- **What to produce**:
Copy each line in the data that includes the word "defekt".
begin Exercise input
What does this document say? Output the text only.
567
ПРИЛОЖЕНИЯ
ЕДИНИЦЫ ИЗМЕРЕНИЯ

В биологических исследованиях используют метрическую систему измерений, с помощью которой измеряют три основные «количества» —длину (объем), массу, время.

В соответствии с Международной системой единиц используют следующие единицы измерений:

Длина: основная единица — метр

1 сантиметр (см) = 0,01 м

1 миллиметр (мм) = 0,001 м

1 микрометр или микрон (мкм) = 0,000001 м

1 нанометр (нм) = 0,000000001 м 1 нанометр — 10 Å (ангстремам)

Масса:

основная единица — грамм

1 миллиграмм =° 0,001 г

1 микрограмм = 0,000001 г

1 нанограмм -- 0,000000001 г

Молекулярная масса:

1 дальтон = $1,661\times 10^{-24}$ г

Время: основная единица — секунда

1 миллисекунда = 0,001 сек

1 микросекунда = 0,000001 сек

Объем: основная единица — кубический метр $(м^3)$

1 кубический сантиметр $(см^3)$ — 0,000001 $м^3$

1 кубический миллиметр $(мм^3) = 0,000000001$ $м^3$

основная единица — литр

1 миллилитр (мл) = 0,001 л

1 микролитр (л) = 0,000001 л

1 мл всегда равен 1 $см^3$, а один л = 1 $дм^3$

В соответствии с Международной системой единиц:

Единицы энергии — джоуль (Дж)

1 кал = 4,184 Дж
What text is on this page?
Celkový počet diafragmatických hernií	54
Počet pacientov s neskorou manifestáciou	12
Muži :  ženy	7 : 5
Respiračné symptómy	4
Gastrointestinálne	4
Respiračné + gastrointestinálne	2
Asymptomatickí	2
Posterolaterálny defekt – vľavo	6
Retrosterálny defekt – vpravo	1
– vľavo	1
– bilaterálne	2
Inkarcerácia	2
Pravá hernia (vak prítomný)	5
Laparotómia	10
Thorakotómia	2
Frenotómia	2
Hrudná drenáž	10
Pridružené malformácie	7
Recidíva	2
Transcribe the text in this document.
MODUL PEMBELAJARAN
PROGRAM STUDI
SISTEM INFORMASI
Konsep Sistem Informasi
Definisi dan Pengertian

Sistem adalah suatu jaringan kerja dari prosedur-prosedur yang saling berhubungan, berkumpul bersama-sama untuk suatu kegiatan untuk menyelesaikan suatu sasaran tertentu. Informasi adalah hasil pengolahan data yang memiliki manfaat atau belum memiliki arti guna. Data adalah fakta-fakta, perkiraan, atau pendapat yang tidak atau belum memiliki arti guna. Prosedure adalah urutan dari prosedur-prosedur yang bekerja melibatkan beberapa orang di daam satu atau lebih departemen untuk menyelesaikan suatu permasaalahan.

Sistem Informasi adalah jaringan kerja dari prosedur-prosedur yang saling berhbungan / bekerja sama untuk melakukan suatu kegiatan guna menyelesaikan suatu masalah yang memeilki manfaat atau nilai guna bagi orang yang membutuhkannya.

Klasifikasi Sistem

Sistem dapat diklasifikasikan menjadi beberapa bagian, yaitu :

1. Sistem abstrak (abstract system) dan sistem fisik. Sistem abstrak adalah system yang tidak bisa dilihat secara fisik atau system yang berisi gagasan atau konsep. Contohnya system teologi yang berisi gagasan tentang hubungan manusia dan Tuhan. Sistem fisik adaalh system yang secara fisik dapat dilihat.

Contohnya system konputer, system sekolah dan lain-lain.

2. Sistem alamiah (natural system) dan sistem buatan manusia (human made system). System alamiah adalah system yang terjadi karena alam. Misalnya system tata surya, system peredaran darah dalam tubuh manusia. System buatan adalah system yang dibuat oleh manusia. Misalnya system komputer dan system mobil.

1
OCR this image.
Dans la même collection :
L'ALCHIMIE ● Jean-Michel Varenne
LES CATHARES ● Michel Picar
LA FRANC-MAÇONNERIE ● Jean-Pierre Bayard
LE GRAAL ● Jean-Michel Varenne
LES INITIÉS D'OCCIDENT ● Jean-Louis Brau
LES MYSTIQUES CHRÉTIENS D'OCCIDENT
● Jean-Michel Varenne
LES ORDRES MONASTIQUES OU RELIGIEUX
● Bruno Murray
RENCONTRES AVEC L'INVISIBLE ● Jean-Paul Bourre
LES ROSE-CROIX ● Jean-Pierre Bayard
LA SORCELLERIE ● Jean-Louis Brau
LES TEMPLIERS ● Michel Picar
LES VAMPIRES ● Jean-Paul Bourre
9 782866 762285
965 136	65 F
end Exercise input
- **Correct output**:
Posterolaterálny defekt – vľavo	6
Retrosterálny defekt – vpravo	1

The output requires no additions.